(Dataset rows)
________
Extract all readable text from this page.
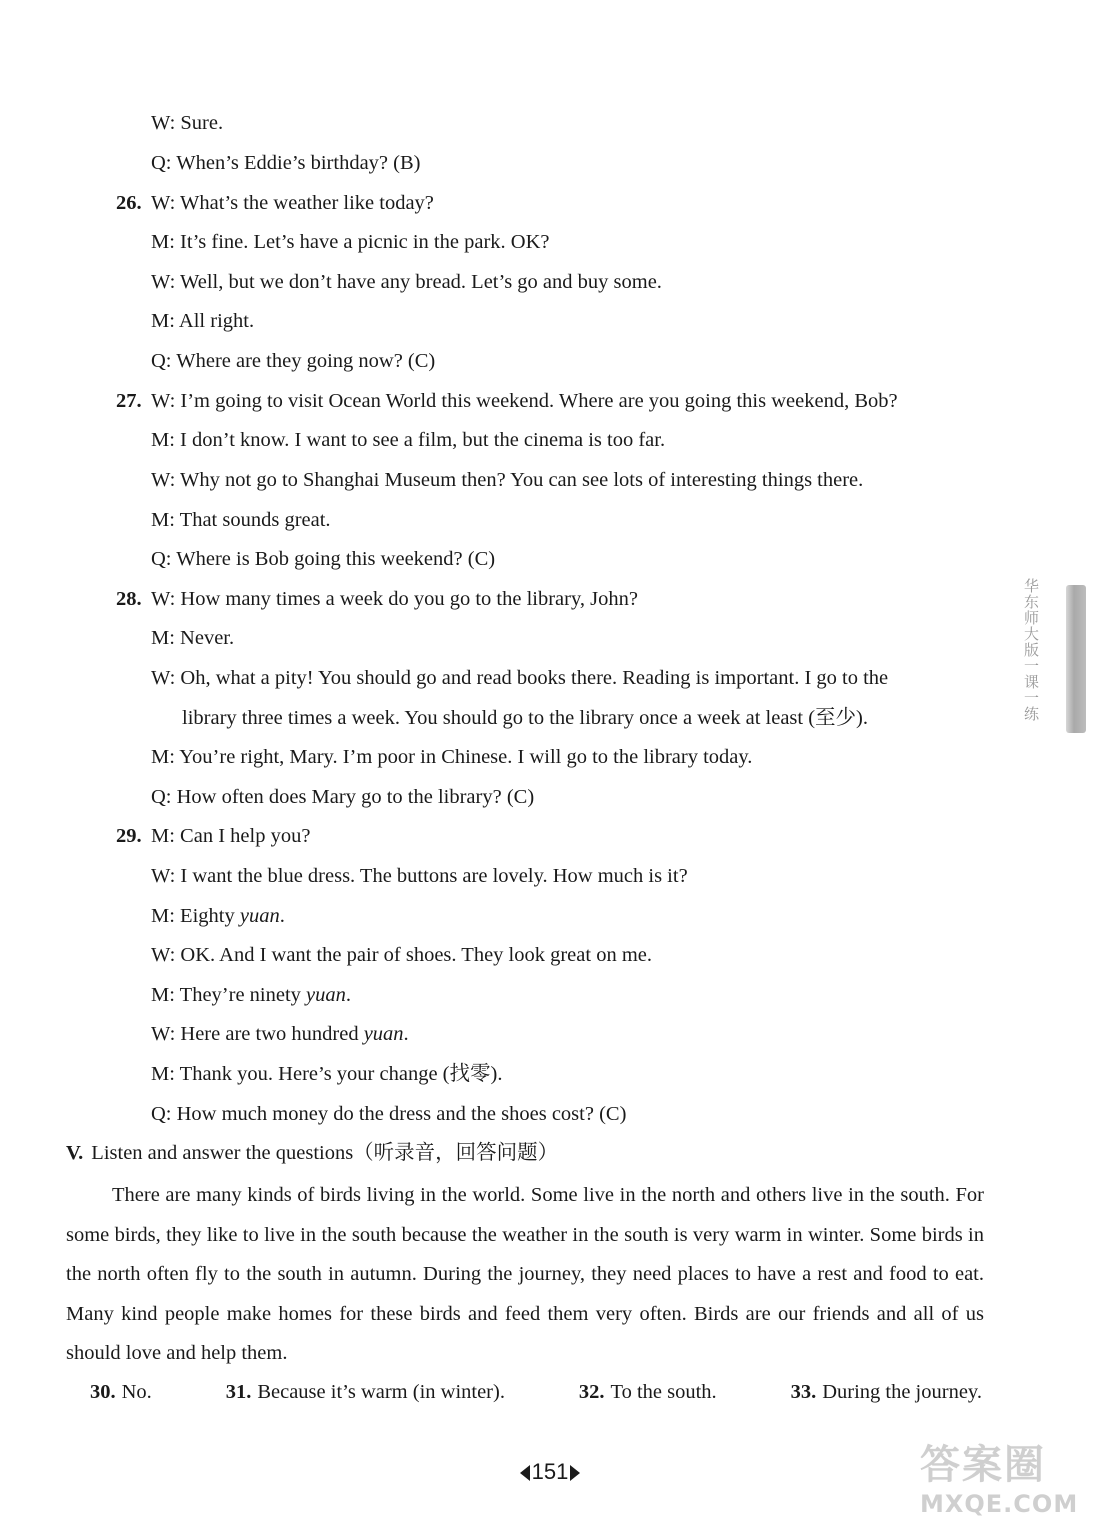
W: Sure.
Q: When’s Eddie’s birthday? (B)
26. W: What’s the weather like today?
M: It’s fine. Let’s have a picnic in the park. OK?
W: Well, but we don’t have any bread. Let’s go and buy some.
M: All right.
Q: Where are they going now? (C)
27. W: I’m going to visit Ocean World this weekend. Where are you going this weekend, Bob?
M: I don’t know. I want to see a film, but the cinema is too far.
W: Why not go to Shanghai Museum then? You can see lots of interesting things there.
M: That sounds great.
Q: Where is Bob going this weekend? (C)
28. W: How many times a week do you go to the library, John?
M: Never.
W: Oh, what a pity! You should go and read books there. Reading is important. I go to the
library three times a week. You should go to the library once a week at least (至少).
M: You’re right, Mary. I’m poor in Chinese. I will go to the library today.
Q: How often does Mary go to the library? (C)
29. M: Can I help you?
W: I want the blue dress. The buttons are lovely. How much is it?
M: Eighty yuan.
W: OK. And I want the pair of shoes. They look great on me.
M: They’re ninety yuan.
W: Here are two hundred yuan.
M: Thank you. Here’s your change (找零).
Q: How much money do the dress and the shoes cost? (C)
V. Listen and answer the questions（听录音，回答问题）
There are many kinds of birds living in the world. Some live in the north and others live in the south. For some birds, they like to live in the south because the weather in the south is very warm in winter. Some birds in the north often fly to the south in autumn. During the journey, they need places to have a rest and food to eat. Many kind people make homes for these birds and feed them very often. Birds are our friends and all of us should love and help them.
30. No.	31. Because it’s warm (in winter).	32. To the south.	33. During the journey.
151
华东师大版一课一练
答案圈
MXQE.COM
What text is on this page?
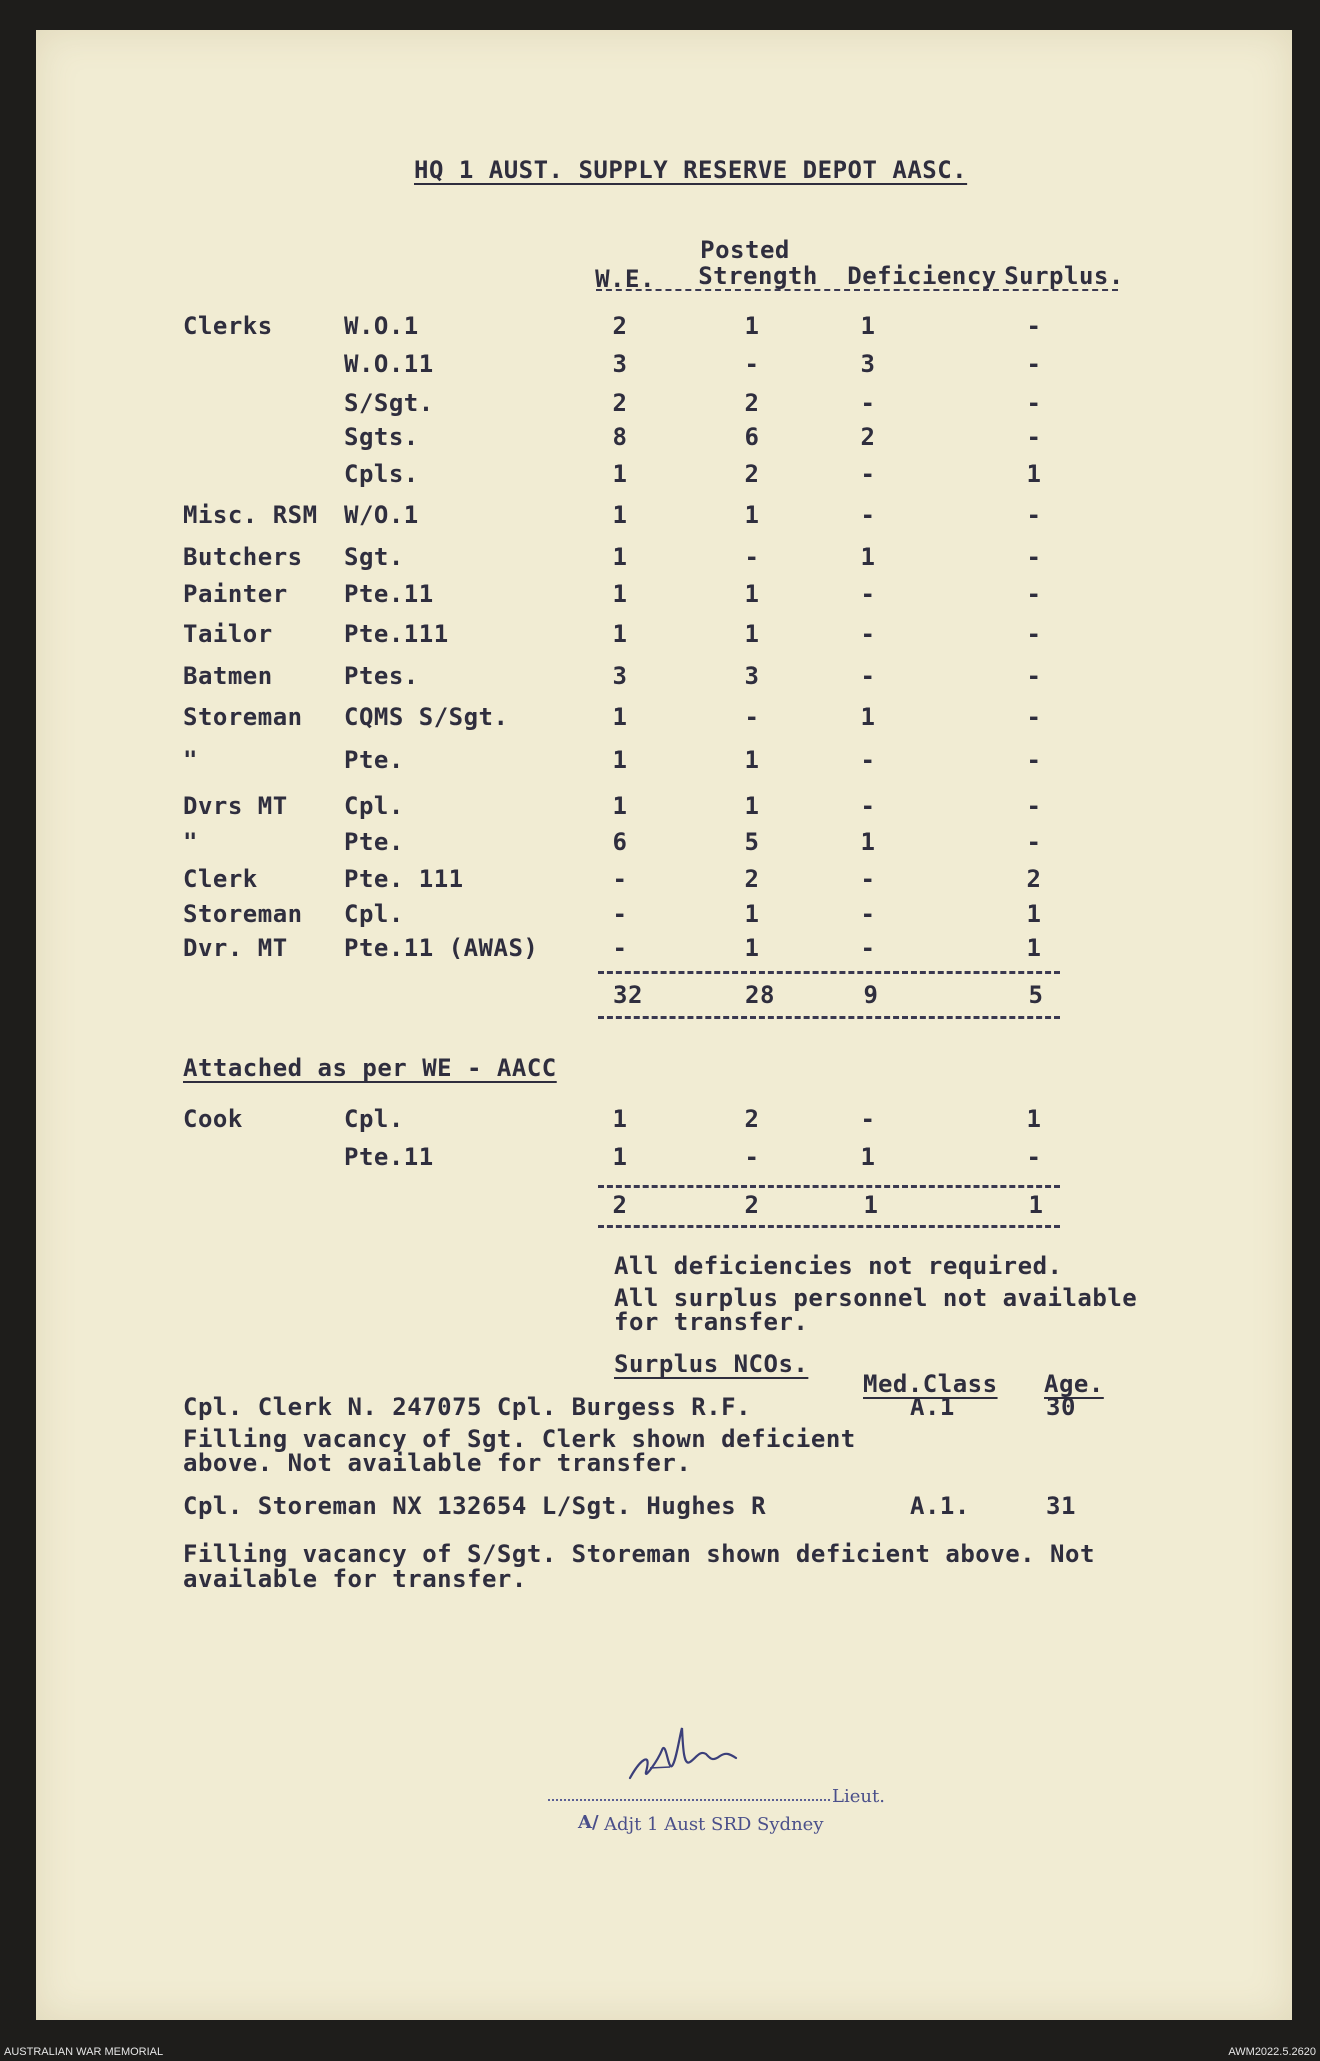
HQ 1 AUST. SUPPLY RESERVE DEPOT AASC.
W.E.
Posted
Strength Deficiency Surplus.
Clerks	W.O.1	2	1	1	-
W.O.11	3	-	3	-
S/Sgt.	2	2	-	-
Sgts.	8	6	2	-
Cpls.	1	2	-	1
Misc. RSM W/O.1	1	1	-	-
Butchers Sgt.	1	-	1	-
Painter Pte.11	1	1	-	-
Tailor	Pte.111	1	1	-	-
Batmen	Ptes.	3	3	-	-
Storeman CQMS S/Sgt.	1	-	1	-
"	Pte.	1	1	-	-
Dvrs MT Cpl.	1	1	-	-
"	Pte.	6	5	1	-
Clerk	Pte. 111	-	2	-	2
Storeman Cpl.	-	1	-	1
Dvr. MT Pte.11 (AWAS)	-	1	-	1
32	28	9	5
Attached as per WE - AACC
Cook	Cpl.	1	2	-	1
Pte.11	1	-	1	-
2	2	1	1
All deficiencies not required.
All surplus personnel not available
for transfer.
Surplus NCOs.
Med.Class Age.
Cpl. Clerk N. 247075 Cpl. Burgess R.F.	A.1	30
Filling vacancy of Sgt. Clerk shown deficient
above. Not available for transfer.
Cpl. Storeman NX 132654 L/Sgt. Hughes R	A.1.	31
Filling vacancy of S/Sgt. Storeman shown deficient above. Not
available for transfer.
Lieut.
A/ Adjt 1 Aust SRD Sydney
AUSTRALIAN WAR MEMORIAL	AWM2022.5.2620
________
■ **Exercise**
Write the entries above out in full, exactly, with no images.

■ **Output**
Extract all readable text from this page.
W: Sure.
Q: When’s Eddie’s birthday? (B)
26. W: What’s the weather like today?
M: It’s fine. Let’s have a picnic in the park. OK?
W: Well, but we don’t have any bread. Let’s go and buy some.
M: All right.
Q: Where are they going now? (C)
27. W: I’m going to visit Ocean World this weekend. Where are you going this weekend, Bob?
M: I don’t know. I want to see a film, but the cinema is too far.
W: Why not go to Shanghai Museum then? You can see lots of interesting things there.
M: That sounds great.
Q: Where is Bob going this weekend? (C)
28. W: How many times a week do you go to the library, John?
M: Never.
W: Oh, what a pity! You should go and read books there. Reading is important. I go to the
library three times a week. You should go to the library once a week at least (至少).
M: You’re right, Mary. I’m poor in Chinese. I will go to the library today.
Q: How often does Mary go to the library? (C)
29. M: Can I help you?
W: I want the blue dress. The buttons are lovely. How much is it?
M: Eighty yuan.
W: OK. And I want the pair of shoes. They look great on me.
M: They’re ninety yuan.
W: Here are two hundred yuan.
M: Thank you. Here’s your change (找零).
Q: How much money do the dress and the shoes cost? (C)
V. Listen and answer the questions（听录音，回答问题）
There are many kinds of birds living in the world. Some live in the north and others live in the south. For some birds, they like to live in the south because the weather in the south is very warm in winter. Some birds in the north often fly to the south in autumn. During the journey, they need places to have a rest and food to eat. Many kind people make homes for these birds and feed them very often. Birds are our friends and all of us should love and help them.
30. No.	31. Because it’s warm (in winter).	32. To the south.	33. During the journey.
151
华东师大版一课一练
答案圈
MXQE.COM
What text is on this page?
HQ 1 AUST. SUPPLY RESERVE DEPOT AASC.
W.E.
Posted
Strength Deficiency Surplus.
Clerks	W.O.1	2	1	1	-
W.O.11	3	-	3	-
S/Sgt.	2	2	-	-
Sgts.	8	6	2	-
Cpls.	1	2	-	1
Misc. RSM W/O.1	1	1	-	-
Butchers Sgt.	1	-	1	-
Painter Pte.11	1	1	-	-
Tailor	Pte.111	1	1	-	-
Batmen	Ptes.	3	3	-	-
Storeman CQMS S/Sgt.	1	-	1	-
"	Pte.	1	1	-	-
Dvrs MT Cpl.	1	1	-	-
"	Pte.	6	5	1	-
Clerk	Pte. 111	-	2	-	2
Storeman Cpl.	-	1	-	1
Dvr. MT Pte.11 (AWAS)	-	1	-	1
32	28	9	5
Attached as per WE - AACC
Cook	Cpl.	1	2	-	1
Pte.11	1	-	1	-
2	2	1	1
All deficiencies not required.
All surplus personnel not available
for transfer.
Surplus NCOs.
Med.Class Age.
Cpl. Clerk N. 247075 Cpl. Burgess R.F.	A.1	30
Filling vacancy of Sgt. Clerk shown deficient
above. Not available for transfer.
Cpl. Storeman NX 132654 L/Sgt. Hughes R	A.1.	31
Filling vacancy of S/Sgt. Storeman shown deficient above. Not
available for transfer.
Lieut.
A/ Adjt 1 Aust SRD Sydney
AUSTRALIAN WAR MEMORIAL	AWM2022.5.2620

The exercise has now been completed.